- _Stated problem_: Gather all lines with the word "this" in them.
-------- Provided material --------
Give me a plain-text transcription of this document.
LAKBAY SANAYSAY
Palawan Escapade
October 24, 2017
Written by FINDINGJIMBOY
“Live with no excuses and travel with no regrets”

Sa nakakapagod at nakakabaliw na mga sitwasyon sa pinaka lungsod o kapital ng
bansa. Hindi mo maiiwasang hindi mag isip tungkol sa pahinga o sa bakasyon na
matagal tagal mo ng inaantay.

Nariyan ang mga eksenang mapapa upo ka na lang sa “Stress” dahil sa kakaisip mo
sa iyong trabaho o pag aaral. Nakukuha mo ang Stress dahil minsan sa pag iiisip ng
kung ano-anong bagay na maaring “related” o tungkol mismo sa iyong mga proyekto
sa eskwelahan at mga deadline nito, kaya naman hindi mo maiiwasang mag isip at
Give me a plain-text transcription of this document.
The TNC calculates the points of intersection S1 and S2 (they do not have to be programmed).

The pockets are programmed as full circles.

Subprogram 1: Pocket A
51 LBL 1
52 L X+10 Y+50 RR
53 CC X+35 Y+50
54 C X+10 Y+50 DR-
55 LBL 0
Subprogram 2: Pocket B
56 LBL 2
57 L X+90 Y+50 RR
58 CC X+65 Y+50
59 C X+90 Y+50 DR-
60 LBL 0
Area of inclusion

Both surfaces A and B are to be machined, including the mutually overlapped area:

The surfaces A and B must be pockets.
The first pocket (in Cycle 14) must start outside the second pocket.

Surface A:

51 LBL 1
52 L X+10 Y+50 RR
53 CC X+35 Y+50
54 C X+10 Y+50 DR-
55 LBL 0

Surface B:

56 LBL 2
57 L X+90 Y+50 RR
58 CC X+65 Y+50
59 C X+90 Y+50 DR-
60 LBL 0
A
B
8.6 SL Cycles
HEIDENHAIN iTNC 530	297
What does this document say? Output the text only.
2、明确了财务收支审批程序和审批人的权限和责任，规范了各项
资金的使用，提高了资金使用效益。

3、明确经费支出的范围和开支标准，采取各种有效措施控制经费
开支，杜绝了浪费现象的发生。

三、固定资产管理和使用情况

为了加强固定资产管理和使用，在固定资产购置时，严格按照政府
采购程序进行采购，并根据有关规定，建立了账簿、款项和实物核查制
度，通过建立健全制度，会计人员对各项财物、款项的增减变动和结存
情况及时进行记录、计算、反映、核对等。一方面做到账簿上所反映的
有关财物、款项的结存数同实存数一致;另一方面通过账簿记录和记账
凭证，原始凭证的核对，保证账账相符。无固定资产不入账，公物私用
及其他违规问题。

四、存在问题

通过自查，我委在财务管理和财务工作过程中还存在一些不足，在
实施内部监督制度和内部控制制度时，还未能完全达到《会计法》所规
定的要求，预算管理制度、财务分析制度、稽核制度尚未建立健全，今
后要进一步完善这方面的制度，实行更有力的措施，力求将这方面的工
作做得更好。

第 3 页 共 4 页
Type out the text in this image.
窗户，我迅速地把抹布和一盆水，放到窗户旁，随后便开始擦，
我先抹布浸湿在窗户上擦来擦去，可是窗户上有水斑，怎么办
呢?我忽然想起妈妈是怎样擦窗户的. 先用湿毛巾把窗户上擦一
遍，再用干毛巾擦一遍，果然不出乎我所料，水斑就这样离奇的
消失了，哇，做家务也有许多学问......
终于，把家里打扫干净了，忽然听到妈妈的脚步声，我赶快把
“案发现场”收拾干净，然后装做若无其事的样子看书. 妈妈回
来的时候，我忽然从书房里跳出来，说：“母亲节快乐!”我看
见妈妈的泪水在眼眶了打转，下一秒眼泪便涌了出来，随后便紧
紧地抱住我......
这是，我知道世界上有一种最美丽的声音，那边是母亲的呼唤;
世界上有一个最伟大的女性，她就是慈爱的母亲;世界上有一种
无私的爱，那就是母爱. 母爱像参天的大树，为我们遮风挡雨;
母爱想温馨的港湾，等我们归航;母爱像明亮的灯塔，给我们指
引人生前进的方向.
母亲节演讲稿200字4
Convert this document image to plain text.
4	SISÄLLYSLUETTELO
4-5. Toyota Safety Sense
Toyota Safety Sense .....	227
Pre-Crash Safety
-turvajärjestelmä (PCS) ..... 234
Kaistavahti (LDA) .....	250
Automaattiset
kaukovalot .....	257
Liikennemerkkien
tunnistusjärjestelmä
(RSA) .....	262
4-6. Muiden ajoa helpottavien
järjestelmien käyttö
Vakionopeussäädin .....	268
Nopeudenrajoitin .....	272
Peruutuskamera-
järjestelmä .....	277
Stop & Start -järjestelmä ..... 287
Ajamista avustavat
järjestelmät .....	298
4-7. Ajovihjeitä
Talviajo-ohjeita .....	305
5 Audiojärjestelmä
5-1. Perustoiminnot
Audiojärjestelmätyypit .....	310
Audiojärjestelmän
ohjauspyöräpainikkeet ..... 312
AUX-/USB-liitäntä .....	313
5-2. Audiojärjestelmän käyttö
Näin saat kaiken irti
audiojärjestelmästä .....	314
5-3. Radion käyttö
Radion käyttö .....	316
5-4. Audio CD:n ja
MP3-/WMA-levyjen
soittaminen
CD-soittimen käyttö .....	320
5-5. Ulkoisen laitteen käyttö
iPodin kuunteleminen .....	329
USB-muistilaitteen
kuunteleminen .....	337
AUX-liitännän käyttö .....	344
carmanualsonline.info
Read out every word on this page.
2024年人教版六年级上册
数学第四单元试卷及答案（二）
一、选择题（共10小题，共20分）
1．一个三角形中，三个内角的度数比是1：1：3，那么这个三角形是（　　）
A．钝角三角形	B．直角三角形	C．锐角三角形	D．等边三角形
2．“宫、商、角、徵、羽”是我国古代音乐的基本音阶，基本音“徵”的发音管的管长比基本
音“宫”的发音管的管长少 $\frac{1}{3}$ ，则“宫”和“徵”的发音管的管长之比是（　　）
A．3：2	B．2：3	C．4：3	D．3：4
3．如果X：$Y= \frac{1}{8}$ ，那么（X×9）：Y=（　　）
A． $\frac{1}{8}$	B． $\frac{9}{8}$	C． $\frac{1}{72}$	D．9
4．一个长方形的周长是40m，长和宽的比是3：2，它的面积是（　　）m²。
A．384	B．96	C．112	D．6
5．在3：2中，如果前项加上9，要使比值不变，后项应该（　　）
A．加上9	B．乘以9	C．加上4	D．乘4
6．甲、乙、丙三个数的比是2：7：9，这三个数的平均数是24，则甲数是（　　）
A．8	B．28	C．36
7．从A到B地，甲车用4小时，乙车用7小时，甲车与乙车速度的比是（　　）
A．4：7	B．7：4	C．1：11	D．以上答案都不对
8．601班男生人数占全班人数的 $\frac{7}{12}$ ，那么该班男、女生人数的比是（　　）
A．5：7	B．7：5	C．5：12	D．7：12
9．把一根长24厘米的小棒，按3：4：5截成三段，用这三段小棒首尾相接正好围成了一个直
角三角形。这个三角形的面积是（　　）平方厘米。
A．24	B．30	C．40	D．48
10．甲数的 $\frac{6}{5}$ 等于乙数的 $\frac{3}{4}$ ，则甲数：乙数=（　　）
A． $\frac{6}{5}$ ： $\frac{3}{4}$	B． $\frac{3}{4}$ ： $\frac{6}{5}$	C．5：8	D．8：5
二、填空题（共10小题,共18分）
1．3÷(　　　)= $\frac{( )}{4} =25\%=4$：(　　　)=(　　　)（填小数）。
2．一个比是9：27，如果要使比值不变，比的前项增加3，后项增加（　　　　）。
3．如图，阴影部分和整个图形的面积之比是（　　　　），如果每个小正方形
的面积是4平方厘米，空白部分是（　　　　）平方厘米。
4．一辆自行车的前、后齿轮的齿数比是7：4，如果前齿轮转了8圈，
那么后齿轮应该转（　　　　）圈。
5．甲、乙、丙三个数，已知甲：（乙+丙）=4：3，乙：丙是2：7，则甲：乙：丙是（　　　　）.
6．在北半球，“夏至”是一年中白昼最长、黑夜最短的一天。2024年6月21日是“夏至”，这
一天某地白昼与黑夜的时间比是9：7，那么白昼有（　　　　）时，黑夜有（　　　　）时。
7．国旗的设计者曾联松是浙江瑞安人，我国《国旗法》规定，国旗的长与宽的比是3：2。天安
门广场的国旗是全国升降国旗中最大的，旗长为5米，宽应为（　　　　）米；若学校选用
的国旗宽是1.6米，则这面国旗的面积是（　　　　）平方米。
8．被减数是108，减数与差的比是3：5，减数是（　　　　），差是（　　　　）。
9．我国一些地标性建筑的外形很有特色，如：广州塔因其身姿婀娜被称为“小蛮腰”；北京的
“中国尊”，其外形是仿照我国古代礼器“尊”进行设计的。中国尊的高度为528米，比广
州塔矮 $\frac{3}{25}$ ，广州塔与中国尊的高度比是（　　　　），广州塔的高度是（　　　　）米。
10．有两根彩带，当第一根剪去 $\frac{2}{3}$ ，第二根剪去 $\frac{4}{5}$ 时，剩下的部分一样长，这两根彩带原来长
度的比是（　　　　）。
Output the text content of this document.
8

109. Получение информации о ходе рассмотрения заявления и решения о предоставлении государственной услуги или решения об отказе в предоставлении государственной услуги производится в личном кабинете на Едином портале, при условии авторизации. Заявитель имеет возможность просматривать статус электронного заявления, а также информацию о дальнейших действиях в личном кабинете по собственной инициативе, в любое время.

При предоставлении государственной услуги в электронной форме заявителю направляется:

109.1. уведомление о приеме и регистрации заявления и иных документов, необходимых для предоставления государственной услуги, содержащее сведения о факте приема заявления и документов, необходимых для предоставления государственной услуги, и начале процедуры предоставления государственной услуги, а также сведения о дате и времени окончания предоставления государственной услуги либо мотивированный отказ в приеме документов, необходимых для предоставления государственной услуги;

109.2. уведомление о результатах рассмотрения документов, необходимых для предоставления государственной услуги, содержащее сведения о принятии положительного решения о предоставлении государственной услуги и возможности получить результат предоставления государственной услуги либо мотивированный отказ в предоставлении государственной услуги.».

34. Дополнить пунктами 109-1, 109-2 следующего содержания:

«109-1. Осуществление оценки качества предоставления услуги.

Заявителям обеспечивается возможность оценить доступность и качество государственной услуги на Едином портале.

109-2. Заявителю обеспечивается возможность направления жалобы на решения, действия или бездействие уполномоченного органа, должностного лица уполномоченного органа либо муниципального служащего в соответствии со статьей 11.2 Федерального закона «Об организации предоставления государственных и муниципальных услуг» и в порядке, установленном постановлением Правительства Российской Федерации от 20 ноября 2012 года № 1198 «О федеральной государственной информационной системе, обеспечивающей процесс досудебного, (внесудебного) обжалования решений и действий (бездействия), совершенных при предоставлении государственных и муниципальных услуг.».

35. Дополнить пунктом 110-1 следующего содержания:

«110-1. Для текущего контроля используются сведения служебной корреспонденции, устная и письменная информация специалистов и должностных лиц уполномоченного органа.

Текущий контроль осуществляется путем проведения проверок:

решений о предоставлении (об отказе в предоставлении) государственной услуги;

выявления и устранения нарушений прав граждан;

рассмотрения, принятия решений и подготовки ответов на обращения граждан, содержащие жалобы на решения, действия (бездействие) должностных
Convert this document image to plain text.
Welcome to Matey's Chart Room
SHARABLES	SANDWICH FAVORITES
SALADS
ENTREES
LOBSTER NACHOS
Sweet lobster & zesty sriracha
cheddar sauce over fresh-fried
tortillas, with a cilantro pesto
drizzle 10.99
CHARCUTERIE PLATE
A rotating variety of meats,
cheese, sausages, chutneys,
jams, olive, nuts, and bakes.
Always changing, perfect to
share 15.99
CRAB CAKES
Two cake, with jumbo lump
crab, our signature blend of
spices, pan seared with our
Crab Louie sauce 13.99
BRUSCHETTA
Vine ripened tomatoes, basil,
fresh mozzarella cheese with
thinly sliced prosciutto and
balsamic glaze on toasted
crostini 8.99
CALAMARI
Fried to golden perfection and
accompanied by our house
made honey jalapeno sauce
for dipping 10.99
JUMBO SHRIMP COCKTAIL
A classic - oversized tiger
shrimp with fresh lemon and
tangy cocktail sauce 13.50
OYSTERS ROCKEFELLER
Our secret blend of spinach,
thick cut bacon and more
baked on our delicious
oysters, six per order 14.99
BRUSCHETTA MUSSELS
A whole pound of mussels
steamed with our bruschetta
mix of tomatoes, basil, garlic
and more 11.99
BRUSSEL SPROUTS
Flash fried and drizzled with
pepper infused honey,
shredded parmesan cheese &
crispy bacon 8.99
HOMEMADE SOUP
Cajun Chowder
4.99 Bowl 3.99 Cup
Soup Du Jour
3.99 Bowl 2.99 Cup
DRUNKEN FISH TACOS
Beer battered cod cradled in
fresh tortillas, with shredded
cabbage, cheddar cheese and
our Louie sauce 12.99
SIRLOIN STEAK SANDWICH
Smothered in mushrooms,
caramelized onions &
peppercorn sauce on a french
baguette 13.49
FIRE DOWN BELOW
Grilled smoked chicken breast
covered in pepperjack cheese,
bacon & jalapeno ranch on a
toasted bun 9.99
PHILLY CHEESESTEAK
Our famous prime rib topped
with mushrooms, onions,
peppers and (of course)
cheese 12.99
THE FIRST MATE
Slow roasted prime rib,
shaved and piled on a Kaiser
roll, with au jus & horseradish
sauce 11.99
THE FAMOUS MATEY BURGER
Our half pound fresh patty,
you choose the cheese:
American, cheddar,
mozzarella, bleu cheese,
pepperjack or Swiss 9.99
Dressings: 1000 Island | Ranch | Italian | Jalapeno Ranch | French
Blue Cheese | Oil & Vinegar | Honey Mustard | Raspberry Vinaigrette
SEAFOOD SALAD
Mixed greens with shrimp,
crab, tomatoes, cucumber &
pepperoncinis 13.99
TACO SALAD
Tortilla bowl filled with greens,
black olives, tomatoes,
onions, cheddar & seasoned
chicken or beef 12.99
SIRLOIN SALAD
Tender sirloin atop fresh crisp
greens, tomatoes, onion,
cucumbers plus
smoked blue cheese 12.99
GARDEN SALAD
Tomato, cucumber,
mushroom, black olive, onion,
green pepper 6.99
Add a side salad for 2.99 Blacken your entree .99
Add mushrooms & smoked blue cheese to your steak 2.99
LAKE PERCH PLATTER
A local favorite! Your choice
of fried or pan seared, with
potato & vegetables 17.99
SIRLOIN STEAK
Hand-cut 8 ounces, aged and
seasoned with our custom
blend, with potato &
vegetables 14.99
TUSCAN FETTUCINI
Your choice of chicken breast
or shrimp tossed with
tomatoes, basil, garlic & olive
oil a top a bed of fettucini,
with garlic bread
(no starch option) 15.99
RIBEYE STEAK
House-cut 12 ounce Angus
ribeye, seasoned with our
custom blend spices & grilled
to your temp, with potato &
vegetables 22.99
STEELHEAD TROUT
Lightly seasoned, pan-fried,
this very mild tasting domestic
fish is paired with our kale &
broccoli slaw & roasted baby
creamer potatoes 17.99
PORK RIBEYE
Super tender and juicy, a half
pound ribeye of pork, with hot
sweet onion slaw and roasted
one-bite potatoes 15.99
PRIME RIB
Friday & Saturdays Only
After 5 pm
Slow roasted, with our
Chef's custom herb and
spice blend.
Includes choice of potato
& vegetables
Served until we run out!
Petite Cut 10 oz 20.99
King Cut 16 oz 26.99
--------
- _The response_:
Give me a plain-text transcription of this document.
Give me a plain-text transcription of this document.
What does this document say? Output the text only.
Type out the text in this image.
Convert this document image to plain text.
Read out every word on this page.
Output the text content of this document.
Convert this document image to plain text.
this very mild tasting domestic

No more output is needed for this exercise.